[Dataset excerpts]
-- Begin --

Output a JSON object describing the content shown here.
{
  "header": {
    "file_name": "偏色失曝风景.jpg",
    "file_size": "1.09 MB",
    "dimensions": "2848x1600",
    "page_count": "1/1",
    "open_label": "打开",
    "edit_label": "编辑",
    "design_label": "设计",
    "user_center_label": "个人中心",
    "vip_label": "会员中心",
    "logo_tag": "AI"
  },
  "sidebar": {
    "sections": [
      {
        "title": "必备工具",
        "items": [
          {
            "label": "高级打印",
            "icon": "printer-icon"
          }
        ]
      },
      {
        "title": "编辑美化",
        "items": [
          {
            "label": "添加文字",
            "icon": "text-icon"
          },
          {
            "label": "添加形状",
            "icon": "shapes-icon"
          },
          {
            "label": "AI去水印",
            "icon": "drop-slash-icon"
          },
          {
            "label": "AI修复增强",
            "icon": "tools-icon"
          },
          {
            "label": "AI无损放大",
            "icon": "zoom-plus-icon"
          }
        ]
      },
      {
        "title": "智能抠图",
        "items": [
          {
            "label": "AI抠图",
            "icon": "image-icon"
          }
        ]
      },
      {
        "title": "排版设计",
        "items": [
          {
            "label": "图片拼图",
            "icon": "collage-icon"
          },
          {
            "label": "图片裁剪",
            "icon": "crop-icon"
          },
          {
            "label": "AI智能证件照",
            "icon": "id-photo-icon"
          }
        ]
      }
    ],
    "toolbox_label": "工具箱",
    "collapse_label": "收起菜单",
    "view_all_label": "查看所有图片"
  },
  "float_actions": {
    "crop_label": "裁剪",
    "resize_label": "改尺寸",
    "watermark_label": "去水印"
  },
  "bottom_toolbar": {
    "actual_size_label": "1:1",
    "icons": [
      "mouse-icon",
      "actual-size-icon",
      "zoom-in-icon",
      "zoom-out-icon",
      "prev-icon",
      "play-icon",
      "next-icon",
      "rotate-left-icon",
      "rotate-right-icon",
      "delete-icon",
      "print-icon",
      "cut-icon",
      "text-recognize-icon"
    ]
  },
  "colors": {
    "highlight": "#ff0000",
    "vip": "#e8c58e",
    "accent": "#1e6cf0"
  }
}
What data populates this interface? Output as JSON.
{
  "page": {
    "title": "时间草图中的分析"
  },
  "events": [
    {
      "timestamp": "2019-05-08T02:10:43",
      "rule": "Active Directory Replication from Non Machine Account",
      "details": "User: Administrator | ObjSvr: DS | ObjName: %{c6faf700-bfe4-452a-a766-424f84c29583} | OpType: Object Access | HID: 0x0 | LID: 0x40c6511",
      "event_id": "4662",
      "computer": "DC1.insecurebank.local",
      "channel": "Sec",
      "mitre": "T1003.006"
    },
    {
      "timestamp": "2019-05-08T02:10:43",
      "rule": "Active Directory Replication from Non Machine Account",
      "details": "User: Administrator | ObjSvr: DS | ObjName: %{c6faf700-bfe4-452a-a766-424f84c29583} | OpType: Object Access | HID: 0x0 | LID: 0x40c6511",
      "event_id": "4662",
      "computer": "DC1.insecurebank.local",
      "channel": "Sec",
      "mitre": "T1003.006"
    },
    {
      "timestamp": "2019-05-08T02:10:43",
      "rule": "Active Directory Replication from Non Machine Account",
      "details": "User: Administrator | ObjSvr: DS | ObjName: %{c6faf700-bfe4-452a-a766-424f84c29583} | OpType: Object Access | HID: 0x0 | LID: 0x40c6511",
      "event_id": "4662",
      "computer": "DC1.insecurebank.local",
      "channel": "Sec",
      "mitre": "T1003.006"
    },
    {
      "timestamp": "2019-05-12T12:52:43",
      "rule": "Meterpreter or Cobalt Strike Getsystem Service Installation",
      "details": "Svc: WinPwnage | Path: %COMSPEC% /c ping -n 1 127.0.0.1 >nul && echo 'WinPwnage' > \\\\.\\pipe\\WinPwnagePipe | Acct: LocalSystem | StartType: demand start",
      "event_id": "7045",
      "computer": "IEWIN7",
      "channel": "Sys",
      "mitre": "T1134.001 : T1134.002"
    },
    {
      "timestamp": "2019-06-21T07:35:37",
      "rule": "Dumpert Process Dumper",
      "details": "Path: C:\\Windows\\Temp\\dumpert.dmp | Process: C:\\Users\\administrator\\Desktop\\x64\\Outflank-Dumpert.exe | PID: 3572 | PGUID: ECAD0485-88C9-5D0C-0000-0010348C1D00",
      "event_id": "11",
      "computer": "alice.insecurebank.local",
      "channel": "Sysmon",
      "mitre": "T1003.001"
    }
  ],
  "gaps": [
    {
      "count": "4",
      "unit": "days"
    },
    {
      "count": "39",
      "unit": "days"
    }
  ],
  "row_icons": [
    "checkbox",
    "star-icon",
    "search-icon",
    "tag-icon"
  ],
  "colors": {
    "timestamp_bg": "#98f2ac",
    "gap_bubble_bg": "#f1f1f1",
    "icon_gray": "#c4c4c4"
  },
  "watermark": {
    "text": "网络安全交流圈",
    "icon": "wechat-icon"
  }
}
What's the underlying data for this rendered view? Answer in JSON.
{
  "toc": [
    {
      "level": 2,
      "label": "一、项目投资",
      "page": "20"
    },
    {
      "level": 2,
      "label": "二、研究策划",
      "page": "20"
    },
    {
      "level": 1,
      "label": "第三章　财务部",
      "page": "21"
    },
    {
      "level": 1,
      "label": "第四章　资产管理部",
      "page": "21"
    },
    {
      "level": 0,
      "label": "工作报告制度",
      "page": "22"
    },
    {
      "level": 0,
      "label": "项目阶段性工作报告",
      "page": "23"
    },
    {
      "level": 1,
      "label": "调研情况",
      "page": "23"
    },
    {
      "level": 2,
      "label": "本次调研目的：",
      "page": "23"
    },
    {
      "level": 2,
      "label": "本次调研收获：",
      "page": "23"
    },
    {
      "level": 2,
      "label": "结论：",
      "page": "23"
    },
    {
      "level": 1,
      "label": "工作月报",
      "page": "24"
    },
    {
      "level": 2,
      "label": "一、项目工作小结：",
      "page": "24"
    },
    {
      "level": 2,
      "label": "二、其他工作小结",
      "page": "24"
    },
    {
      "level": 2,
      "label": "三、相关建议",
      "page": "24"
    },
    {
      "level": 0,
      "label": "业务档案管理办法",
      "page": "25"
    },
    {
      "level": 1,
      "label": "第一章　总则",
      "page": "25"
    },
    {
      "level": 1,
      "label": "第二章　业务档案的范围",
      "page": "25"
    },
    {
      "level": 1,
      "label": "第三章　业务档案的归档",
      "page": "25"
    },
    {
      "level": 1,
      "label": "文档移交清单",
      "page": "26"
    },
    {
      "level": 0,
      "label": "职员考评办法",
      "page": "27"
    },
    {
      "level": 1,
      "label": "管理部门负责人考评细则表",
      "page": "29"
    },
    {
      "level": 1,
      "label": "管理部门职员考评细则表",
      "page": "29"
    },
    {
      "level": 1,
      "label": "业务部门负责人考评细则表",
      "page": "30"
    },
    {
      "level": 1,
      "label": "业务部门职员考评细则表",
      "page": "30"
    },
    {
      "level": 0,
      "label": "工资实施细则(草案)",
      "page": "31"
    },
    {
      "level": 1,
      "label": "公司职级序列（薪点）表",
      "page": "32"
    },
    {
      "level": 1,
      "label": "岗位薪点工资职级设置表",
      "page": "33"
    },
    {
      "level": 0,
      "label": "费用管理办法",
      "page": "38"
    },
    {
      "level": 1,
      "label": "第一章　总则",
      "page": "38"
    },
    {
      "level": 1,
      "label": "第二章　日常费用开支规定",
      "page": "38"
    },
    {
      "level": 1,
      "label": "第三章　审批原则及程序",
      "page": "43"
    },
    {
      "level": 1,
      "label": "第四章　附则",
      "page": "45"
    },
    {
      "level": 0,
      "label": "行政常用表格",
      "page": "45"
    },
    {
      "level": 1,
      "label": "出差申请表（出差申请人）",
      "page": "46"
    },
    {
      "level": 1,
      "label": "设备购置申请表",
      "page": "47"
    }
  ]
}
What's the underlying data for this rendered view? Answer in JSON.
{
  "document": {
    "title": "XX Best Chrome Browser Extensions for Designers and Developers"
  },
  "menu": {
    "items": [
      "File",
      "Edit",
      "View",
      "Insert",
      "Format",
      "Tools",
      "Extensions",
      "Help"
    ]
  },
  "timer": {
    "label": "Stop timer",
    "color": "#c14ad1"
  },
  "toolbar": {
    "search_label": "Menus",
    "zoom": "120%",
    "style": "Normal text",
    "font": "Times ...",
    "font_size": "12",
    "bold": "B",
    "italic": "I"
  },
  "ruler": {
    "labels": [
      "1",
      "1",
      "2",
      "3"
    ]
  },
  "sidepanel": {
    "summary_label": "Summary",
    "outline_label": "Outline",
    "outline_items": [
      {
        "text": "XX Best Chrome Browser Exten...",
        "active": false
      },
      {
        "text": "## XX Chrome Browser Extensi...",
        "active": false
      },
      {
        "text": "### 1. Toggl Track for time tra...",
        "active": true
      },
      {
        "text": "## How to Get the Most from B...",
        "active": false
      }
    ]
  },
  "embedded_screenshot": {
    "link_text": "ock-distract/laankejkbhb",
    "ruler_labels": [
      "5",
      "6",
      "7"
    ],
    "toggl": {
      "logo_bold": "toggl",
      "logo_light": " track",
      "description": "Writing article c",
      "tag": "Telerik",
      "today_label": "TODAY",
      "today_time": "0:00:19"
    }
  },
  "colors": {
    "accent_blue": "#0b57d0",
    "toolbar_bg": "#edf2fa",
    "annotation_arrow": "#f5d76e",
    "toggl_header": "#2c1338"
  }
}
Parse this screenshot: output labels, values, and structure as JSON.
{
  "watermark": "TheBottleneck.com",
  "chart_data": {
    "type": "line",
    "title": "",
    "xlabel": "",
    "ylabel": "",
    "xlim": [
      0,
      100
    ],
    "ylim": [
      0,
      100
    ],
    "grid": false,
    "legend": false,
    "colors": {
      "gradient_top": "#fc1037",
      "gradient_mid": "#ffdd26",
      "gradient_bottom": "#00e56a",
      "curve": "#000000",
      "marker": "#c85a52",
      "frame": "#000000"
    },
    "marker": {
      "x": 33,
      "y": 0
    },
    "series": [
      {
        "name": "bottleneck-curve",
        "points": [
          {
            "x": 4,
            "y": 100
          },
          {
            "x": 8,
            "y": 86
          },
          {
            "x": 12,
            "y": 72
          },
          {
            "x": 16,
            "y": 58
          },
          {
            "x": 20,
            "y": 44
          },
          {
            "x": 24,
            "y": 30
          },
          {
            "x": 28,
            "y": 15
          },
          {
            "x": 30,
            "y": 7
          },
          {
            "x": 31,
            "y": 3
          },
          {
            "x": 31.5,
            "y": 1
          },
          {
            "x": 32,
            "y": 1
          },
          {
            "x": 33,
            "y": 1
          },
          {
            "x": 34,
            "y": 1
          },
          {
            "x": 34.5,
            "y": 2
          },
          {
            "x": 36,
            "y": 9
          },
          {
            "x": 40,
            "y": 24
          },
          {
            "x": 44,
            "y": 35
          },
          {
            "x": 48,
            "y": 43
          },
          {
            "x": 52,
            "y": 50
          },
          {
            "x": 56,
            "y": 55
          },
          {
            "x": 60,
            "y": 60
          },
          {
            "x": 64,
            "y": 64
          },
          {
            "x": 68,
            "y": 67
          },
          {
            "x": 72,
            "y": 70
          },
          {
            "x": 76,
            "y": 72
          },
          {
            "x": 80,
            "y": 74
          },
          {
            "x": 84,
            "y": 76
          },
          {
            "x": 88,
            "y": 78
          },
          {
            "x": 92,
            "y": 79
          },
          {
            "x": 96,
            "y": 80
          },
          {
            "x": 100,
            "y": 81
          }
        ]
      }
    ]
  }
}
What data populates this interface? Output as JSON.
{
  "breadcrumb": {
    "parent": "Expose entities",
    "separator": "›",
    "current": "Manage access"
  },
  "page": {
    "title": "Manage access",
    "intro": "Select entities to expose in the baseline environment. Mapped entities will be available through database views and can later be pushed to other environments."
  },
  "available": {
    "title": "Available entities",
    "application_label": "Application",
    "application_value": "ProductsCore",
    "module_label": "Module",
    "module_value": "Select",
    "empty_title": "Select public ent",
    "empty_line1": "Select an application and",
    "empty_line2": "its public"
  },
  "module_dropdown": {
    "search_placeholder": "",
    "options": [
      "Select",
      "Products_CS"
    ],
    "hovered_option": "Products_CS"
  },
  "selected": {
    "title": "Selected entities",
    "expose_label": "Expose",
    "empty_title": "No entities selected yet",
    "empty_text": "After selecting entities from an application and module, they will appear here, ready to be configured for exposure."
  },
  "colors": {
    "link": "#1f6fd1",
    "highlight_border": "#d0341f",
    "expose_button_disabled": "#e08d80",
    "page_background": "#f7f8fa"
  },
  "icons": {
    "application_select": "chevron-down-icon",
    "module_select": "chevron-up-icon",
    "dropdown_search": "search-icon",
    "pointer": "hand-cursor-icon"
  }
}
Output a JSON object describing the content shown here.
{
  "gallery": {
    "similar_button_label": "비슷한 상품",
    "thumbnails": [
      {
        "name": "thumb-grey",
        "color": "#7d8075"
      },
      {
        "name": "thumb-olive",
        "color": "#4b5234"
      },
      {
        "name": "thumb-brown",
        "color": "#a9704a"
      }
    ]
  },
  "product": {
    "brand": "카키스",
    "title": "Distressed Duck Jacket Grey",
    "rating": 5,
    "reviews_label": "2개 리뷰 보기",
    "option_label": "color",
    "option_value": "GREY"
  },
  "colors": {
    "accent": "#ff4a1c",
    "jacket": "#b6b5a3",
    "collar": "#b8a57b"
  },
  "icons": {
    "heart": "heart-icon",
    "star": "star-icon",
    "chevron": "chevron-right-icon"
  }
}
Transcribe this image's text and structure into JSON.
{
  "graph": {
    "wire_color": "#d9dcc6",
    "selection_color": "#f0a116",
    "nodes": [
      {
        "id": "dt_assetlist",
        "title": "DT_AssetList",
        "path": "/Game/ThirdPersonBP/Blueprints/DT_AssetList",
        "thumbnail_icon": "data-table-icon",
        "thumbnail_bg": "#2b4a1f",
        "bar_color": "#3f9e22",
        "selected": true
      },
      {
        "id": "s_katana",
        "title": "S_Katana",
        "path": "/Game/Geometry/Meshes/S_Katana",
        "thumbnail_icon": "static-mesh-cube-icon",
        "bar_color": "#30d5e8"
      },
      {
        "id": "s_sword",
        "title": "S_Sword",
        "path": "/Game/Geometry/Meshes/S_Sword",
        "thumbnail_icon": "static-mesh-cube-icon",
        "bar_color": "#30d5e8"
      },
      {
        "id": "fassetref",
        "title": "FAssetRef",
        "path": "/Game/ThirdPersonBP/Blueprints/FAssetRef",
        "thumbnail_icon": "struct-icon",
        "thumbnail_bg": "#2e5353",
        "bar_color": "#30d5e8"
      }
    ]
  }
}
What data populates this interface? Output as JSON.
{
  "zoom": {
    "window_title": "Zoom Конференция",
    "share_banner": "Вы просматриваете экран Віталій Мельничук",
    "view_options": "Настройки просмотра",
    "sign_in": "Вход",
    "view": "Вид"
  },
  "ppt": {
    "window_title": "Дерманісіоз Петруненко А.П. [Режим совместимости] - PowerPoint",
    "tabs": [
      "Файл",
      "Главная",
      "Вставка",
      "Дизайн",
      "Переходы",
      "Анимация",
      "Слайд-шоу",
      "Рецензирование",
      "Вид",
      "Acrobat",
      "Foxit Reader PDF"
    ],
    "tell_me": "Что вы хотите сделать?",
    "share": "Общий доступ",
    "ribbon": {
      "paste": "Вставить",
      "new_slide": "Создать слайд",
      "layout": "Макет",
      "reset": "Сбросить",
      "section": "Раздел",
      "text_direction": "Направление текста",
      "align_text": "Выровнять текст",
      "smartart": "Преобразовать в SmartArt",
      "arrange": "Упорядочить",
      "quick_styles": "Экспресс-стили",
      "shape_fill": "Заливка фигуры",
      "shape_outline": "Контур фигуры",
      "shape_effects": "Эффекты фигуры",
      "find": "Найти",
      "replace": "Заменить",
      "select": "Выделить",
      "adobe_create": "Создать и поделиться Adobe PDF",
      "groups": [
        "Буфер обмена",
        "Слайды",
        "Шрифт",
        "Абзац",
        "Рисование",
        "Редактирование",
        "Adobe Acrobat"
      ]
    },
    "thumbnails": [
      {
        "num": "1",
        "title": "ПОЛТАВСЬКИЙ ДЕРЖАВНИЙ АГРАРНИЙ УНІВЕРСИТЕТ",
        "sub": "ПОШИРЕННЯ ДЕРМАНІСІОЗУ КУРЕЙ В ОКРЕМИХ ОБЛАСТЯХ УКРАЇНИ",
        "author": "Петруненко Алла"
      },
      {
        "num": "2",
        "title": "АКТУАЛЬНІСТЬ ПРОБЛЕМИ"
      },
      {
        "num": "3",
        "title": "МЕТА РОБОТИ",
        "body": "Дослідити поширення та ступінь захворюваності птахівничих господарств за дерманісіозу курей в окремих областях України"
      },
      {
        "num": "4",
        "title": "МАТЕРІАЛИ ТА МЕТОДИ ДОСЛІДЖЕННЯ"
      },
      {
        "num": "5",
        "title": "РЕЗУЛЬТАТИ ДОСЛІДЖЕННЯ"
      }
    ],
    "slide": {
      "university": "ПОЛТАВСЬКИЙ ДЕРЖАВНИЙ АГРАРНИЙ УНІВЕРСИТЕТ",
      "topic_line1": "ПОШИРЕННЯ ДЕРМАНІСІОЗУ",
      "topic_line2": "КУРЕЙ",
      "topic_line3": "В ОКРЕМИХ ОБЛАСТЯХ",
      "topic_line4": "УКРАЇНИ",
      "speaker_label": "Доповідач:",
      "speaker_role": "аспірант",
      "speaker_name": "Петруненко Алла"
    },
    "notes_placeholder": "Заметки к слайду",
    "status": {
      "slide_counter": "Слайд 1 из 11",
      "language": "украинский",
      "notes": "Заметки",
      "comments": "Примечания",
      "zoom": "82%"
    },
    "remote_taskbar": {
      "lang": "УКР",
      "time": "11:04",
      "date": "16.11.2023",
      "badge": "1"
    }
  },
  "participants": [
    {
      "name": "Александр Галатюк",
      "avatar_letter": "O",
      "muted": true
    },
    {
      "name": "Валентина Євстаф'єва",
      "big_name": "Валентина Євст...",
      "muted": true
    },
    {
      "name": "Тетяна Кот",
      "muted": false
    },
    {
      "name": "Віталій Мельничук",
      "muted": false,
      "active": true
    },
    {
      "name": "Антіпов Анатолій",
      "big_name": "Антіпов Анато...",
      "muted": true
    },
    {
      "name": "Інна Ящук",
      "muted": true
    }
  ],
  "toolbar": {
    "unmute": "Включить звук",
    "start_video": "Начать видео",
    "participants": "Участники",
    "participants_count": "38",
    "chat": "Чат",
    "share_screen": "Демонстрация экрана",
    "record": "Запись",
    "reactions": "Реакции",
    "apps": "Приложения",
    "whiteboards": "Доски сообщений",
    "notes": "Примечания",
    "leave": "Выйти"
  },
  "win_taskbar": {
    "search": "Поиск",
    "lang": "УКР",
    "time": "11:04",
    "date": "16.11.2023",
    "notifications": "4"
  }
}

-- End --

> _Given task_
Search the records above for "Заметки". Copy each line where it is found.

> _Finished answer_
    "notes_placeholder": "Заметки к слайду",
      "notes": "Заметки",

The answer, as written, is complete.